§ Directive
Your task is to restate the data word for word.

§ Raw records

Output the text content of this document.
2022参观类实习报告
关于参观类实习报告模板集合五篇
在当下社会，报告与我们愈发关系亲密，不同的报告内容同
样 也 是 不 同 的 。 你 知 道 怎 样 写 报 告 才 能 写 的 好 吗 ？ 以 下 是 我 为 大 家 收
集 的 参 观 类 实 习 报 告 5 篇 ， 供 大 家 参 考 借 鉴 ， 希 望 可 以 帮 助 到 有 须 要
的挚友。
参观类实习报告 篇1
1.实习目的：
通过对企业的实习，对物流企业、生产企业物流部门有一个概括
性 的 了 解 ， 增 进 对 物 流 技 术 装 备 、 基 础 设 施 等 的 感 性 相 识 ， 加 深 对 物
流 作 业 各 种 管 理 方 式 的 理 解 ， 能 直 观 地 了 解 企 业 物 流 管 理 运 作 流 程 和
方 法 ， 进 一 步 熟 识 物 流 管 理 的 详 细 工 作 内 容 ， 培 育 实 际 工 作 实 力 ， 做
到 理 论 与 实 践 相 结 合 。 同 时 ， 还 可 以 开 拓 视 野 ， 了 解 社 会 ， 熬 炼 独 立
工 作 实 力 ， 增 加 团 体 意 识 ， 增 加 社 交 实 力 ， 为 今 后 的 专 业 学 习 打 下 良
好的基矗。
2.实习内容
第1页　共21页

§ Reply
Output the text content of this document.
2022参观类实习报告
关于参观类实习报告模板集合五篇
在当下社会，报告与我们愈发关系亲密，不同的报告内容同
样 也 是 不 同 的 。 你 知 道 怎 样 写 报 告 才 能 写 的 好 吗 ？ 以 下 是 我 为 大 家 收
集 的 参 观 类 实 习 报 告 5 篇 ， 供 大 家 参 考 借 鉴 ， 希 望 可 以 帮 助 到 有 须 要
的挚友。
参观类实习报告 篇1
1.实习目的：
通过对企业的实习，对物流企业、生产企业物流部门有一个概括
性 的 了 解 ， 增 进 对 物 流 技 术 装 备 、 基 础 设 施 等 的 感 性 相 识 ， 加 深 对 物
流 作 业 各 种 管 理 方 式 的 理 解 ， 能 直 观 地 了 解 企 业 物 流 管 理 运 作 流 程 和
方 法 ， 进 一 步 熟 识 物 流 管 理 的 详 细 工 作 内 容 ， 培 育 实 际 工 作 实 力 ， 做
到 理 论 与 实 践 相 结 合 。 同 时 ， 还 可 以 开 拓 视 野 ， 了 解 社 会 ， 熬 炼 独 立
工 作 实 力 ， 增 加 团 体 意 识 ， 增 加 社 交 实 力 ， 为 今 后 的 专 业 学 习 打 下 良
好的基矗。
2.实习内容
第1页　共21页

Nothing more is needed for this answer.